DOCUMENTO:
++++++++++
In questo rarissimo dittico è però evidente un contributo ulteriore al percorso stilistico di Vedova, un elemento su cui l'artista non smetterà di riflettere negli anni successivi: l'apertura allo spazio. Il colore di Vedova ha sempre avuto profondità e spessore, rilievi e trasparenze ma la vicenda della sua pittura si svolge, fino a questi dipinti, su due dimensioni. Unendo due tele tramite cerniere, l'artista inaugura invece la stagione che porterà ai Plurimi, opere in cui Vedova trasferisce la sua incontenibile energia dalla superficie allo spazio. Non più soddisfatto dalla stesura bidimensionale, che comincia a considerare un limite, Vedova è pronto a muoversi nello spazio, lo affronta fisicamente, ottenendo un risultato che è destinato non solo a stare davanti allo spettatore, ma ad avvolgerlo e circondarlo. Le opere Plurime di Vedova -di cui i dipinti a L rappresentano le anticipazioni - sono in perfetta sintonia e sincronia con le ricerche sugli ambienti di altri artisti, che negli stessi anni ugualmente sperimentano e progettano esperienze totalmente avvolgenti. Queste opere si distendono liberamente nella terza dimensione, dominando non solo la vista dello spettatore, ma anche la sua percezione dello spazio. Vedova riflette su questi temi, lasciando riemergere anche un fondo barocco risalente alla sua formazione, una concezione estetica che prevede che l'opera d'arte sia un'esperienza di coinvolgimento totale, che abbracci e includa lo spettatore.
++++++++++
DATI FORNITI:
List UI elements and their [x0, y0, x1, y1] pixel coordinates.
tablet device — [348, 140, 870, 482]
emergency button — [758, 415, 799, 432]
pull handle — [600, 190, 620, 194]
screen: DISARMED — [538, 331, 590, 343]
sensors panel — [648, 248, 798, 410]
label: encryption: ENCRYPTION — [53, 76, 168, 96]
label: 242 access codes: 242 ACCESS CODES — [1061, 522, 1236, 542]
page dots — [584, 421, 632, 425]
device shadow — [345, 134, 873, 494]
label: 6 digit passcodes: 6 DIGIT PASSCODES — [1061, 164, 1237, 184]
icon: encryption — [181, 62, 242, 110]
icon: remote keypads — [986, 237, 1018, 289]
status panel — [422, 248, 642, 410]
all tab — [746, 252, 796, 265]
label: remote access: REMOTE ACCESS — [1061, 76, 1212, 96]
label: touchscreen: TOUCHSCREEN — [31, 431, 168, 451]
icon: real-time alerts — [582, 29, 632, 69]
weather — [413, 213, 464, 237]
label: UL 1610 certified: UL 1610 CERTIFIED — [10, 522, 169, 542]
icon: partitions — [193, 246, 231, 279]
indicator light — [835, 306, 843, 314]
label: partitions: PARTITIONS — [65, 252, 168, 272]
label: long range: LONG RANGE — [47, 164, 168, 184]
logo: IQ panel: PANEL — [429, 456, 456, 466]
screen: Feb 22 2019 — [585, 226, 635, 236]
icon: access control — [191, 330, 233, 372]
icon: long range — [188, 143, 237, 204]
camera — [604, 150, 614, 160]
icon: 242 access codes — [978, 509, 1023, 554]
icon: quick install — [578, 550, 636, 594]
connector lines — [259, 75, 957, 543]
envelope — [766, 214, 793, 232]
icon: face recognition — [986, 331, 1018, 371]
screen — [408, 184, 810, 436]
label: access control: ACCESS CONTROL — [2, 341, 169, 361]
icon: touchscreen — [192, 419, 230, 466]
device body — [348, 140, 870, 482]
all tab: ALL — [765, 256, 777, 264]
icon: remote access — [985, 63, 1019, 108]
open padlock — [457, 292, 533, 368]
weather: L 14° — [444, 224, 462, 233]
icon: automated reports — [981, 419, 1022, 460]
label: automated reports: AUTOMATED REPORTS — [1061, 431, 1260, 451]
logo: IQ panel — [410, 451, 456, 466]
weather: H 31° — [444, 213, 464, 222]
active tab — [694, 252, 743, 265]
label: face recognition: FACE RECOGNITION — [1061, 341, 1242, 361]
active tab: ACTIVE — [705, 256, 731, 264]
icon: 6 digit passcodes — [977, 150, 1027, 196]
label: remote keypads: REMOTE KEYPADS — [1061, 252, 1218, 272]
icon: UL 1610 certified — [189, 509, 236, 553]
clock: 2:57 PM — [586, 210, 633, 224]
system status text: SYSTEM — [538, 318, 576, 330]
++++++++++
ESERCIZI DA SVOLGERE:
(a) Converti in una tabella Markdown le righe dell'elenco, partendo dalla prima e fermandoti dopo quella che contiene "open padlock — [457, 292, 533, 368]", entrambe incluse. Usa le colonne "n" per il numero progressivo e "Riga" per il testo della riga, e tralascia le righe vuote.
(b) Continua il testo su Vedova e i Plurimi dopo la sua ultima frase.

RISULTATI DELL'ESERCIZIO:
(a)
| n | Riga |
|---|---|
| 1 | List UI elements and their [x0, y0, x1, y1] pixel coordinates. |
| 2 | tablet device — [348, 140, 870, 482] |
| 3 | emergency button — [758, 415, 799, 432] |
| 4 | pull handle — [600, 190, 620, 194] |
| 5 | screen: DISARMED — [538, 331, 590, 343] |
| 6 | sensors panel — [648, 248, 798, 410] |
| 7 | label: encryption: ENCRYPTION — [53, 76, 168, 96] |
| 8 | label: 242 access codes: 242 ACCESS CODES — [1061, 522, 1236, 542] |
| 9 | page dots — [584, 421, 632, 425] |
| 10 | device shadow — [345, 134, 873, 494] |
| 11 | label: 6 digit passcodes: 6 DIGIT PASSCODES — [1061, 164, 1237, 184] |
| 12 | icon: encryption — [181, 62, 242, 110] |
| 13 | icon: remote keypads — [986, 237, 1018, 289] |
| 14 | status panel — [422, 248, 642, 410] |
| 15 | all tab — [746, 252, 796, 265] |
| 16 | label: remote access: REMOTE ACCESS — [1061, 76, 1212, 96] |
| 17 | label: touchscreen: TOUCHSCREEN — [31, 431, 168, 451] |
| 18 | icon: real-time alerts — [582, 29, 632, 69] |
| 19 | weather — [413, 213, 464, 237] |
| 20 | label: UL 1610 certified: UL 1610 CERTIFIED — [10, 522, 169, 542] |
| 21 | icon: partitions — [193, 246, 231, 279] |
| 22 | indicator light — [835, 306, 843, 314] |
| 23 | label: partitions: PARTITIONS — [65, 252, 168, 272] |
| 24 | label: long range: LONG RANGE — [47, 164, 168, 184] |
| 25 | logo: IQ panel: PANEL — [429, 456, 456, 466] |
| 26 | screen: Feb 22 2019 — [585, 226, 635, 236] |
| 27 | icon: access control — [191, 330, 233, 372] |
| 28 | icon: long range — [188, 143, 237, 204] |
| 29 | camera — [604, 150, 614, 160] |
| 30 | icon: 242 access codes — [978, 509, 1023, 554] |
| 31 | icon: quick install — [578, 550, 636, 594] |
| 32 | connector lines — [259, 75, 957, 543] |
| 33 | envelope — [766, 214, 793, 232] |
| 34 | icon: face recognition — [986, 331, 1018, 371] |
| 35 | screen — [408, 184, 810, 436] |
| 36 | label: access control: ACCESS CONTROL — [2, 341, 169, 361] |
| 37 | icon: touchscreen — [192, 419, 230, 466] |
| 38 | device body — [348, 140, 870, 482] |
| 39 | all tab: ALL — [765, 256, 777, 264] |
| 40 | icon: remote access — [985, 63, 1019, 108] |
| 41 | open padlock — [457, 292, 533, 368] |

(b)
Le cerniere offrono, letteralmente, un grado di libertà all'artista, gli permettono di superare la staticità e la fissità definitiva della tela singola e introducono la possibilità di mutare nel tempo la collocazione, gli angoli e rapporti tra i due elementi. Ancora una volta riemerge la tematica dello "scontro di situazioni" cara a Vedova fin dall'inizio degli anni Cinquanta. I pannelli non stanno infatti uno di fronte all'altro muti, ma dialogano incessantemente, si riflettono, si influenzano e si modificano. L'introduzione nei dipinti della dualità (e in seguito della molteplicità) è fondamentale per Vedova in quanto permette il dialogo tra le parti e l'apertura, qui simboleggiata dall'apertura delle tele. Questo dipinto presenta dunque in nuce gli sviluppi futuri dell'opera di Vedova, incarnandoli con grande ricchezza di mezzi pittorici ma anche con una scabra purezza, senza concessioni al piacevole e al decorativo. La severità e il rigore caratteristici dell'artista veneziano affiorano infatti nel dittico, che celebra con una potenza primitiva l'emergere di idee che costituiranno il nucleo delle ricerche successive.
Le differenze tra i pannelli emergono nelle gamme di colori scelte. A Vedova non interessano le divisioni insuperabili, le contrapposizioni che non permettono scambi e confronti ed è per questo che le pennellate fluiscono liberamente da un pannello all'altro. Le personalità cromatiche dei due pannelli risultano però chiaramente distinte. Rosso cupo, giallo e un nero profondo sono gli accenti dominanti della parte destra; quella sinistra è invece più viva e luminosa, dominata da un rosso brillante e un bianco ghiaccio purissimo (certamente memori dei ghiacciai abbaglianti che l'artista amava).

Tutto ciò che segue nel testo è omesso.